(Records that describe figures)
◆ ◆ ◆ ◆ ◆

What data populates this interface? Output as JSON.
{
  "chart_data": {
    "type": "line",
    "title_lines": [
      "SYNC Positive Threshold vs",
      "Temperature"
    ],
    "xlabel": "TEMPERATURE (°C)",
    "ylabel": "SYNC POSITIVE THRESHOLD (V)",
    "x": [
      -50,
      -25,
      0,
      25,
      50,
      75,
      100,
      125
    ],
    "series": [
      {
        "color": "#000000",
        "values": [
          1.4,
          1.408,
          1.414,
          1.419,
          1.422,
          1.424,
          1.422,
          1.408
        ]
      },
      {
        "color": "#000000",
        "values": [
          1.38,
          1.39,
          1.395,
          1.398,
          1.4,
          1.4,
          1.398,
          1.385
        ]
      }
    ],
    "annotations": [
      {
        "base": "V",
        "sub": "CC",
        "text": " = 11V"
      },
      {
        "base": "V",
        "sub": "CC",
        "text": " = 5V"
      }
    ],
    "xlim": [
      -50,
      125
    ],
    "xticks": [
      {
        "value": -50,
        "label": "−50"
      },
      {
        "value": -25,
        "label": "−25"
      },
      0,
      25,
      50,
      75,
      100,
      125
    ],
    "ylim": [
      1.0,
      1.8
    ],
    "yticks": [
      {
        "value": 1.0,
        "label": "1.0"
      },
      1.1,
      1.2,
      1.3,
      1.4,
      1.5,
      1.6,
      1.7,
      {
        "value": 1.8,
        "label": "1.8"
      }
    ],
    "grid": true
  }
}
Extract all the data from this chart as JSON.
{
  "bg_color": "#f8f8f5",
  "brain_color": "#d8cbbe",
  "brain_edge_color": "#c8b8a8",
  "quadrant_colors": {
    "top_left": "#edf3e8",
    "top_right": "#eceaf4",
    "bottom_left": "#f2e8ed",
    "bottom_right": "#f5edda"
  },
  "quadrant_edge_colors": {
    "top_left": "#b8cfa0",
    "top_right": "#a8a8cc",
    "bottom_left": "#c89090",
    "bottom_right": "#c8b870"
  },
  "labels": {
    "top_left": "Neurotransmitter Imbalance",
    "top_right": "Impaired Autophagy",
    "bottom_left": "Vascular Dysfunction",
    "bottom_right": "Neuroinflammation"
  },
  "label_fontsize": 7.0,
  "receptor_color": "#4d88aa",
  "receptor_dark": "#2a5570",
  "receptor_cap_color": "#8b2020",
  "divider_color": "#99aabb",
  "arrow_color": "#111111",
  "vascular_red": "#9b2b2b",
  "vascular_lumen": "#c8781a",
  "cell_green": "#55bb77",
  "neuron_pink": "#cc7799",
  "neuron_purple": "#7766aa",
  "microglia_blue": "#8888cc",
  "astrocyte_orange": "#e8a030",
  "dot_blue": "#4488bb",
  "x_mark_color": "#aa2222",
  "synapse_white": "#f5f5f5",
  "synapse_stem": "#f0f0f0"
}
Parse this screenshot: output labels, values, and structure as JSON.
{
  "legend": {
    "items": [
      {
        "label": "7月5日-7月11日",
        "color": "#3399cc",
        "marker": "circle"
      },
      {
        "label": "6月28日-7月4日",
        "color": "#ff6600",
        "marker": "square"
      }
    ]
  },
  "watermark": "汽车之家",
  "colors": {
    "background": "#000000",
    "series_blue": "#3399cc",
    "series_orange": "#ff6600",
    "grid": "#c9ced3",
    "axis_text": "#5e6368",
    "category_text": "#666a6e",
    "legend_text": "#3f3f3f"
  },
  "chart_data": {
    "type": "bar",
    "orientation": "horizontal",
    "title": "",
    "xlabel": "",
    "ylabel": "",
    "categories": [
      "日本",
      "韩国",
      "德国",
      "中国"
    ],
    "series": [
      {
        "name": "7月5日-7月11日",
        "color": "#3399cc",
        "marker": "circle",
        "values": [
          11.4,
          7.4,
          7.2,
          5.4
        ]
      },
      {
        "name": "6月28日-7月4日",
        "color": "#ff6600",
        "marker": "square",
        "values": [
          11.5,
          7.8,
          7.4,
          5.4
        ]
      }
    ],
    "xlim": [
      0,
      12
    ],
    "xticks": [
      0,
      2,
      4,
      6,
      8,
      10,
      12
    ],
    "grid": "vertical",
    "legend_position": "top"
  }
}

◆ ◆ ◆ ◆ ◆

• _TASK PROMPT_: Restate the whole listing exactly, leaving out nothing.

• _RESPONSE BELOW_:
What data populates this interface? Output as JSON.
{
  "chart_data": {
    "type": "line",
    "title_lines": [
      "SYNC Positive Threshold vs",
      "Temperature"
    ],
    "xlabel": "TEMPERATURE (°C)",
    "ylabel": "SYNC POSITIVE THRESHOLD (V)",
    "x": [
      -50,
      -25,
      0,
      25,
      50,
      75,
      100,
      125
    ],
    "series": [
      {
        "color": "#000000",
        "values": [
          1.4,
          1.408,
          1.414,
          1.419,
          1.422,
          1.424,
          1.422,
          1.408
        ]
      },
      {
        "color": "#000000",
        "values": [
          1.38,
          1.39,
          1.395,
          1.398,
          1.4,
          1.4,
          1.398,
          1.385
        ]
      }
    ],
    "annotations": [
      {
        "base": "V",
        "sub": "CC",
        "text": " = 11V"
      },
      {
        "base": "V",
        "sub": "CC",
        "text": " = 5V"
      }
    ],
    "xlim": [
      -50,
      125
    ],
    "xticks": [
      {
        "value": -50,
        "label": "−50"
      },
      {
        "value": -25,
        "label": "−25"
      },
      0,
      25,
      50,
      75,
      100,
      125
    ],
    "ylim": [
      1.0,
      1.8
    ],
    "yticks": [
      {
        "value": 1.0,
        "label": "1.0"
      },
      1.1,
      1.2,
      1.3,
      1.4,
      1.5,
      1.6,
      1.7,
      {
        "value": 1.8,
        "label": "1.8"
      }
    ],
    "grid": true
  }
}
Extract all the data from this chart as JSON.
{
  "bg_color": "#f8f8f5",
  "brain_color": "#d8cbbe",
  "brain_edge_color": "#c8b8a8",
  "quadrant_colors": {
    "top_left": "#edf3e8",
    "top_right": "#eceaf4",
    "bottom_left": "#f2e8ed",
    "bottom_right": "#f5edda"
  },
  "quadrant_edge_colors": {
    "top_left": "#b8cfa0",
    "top_right": "#a8a8cc",
    "bottom_left": "#c89090",
    "bottom_right": "#c8b870"
  },
  "labels": {
    "top_left": "Neurotransmitter Imbalance",
    "top_right": "Impaired Autophagy",
    "bottom_left": "Vascular Dysfunction",
    "bottom_right": "Neuroinflammation"
  },
  "label_fontsize": 7.0,
  "receptor_color": "#4d88aa",
  "receptor_dark": "#2a5570",
  "receptor_cap_color": "#8b2020",
  "divider_color": "#99aabb",
  "arrow_color": "#111111",
  "vascular_red": "#9b2b2b",
  "vascular_lumen": "#c8781a",
  "cell_green": "#55bb77",
  "neuron_pink": "#cc7799",
  "neuron_purple": "#7766aa",
  "microglia_blue": "#8888cc",
  "astrocyte_orange": "#e8a030",
  "dot_blue": "#4488bb",
  "x_mark_color": "#aa2222",
  "synapse_white": "#f5f5f5",
  "synapse_stem": "#f0f0f0"
}
Parse this screenshot: output labels, values, and structure as JSON.
{
  "legend": {
    "items": [
      {
        "label": "7月5日-7月11日",
        "color": "#3399cc",
        "marker": "circle"
      },
      {
        "label": "6月28日-7月4日",
        "color": "#ff6600",
        "marker": "square"
      }
    ]
  },
  "watermark": "汽车之家",
  "colors": {
    "background": "#000000",
    "series_blue": "#3399cc",
    "series_orange": "#ff6600",
    "grid": "#c9ced3",
    "axis_text": "#5e6368",
    "category_text": "#666a6e",
    "legend_text": "#3f3f3f"
  },
  "chart_data": {
    "type": "bar",
    "orientation": "horizontal",
    "title": "",
    "xlabel": "",
    "ylabel": "",
    "categories": [
      "日本",
      "韩国",
      "德国",
      "中国"
    ],
    "series": [
      {
        "name": "7月5日-7月11日",
        "color": "#3399cc",
        "marker": "circle",
        "values": [
          11.4,
          7.4,
          7.2,
          5.4
        ]
      },
      {
        "name": "6月28日-7月4日",
        "color": "#ff6600",
        "marker": "square",
        "values": [
          11.5,
          7.8,
          7.4,
          5.4
        ]
      }
    ],
    "xlim": [
      0,
      12
    ],
    "xticks": [
      0,
      2,
      4,
      6,
      8,
      10,
      12
    ],
    "grid": "vertical",
    "legend_position": "top"
  }
}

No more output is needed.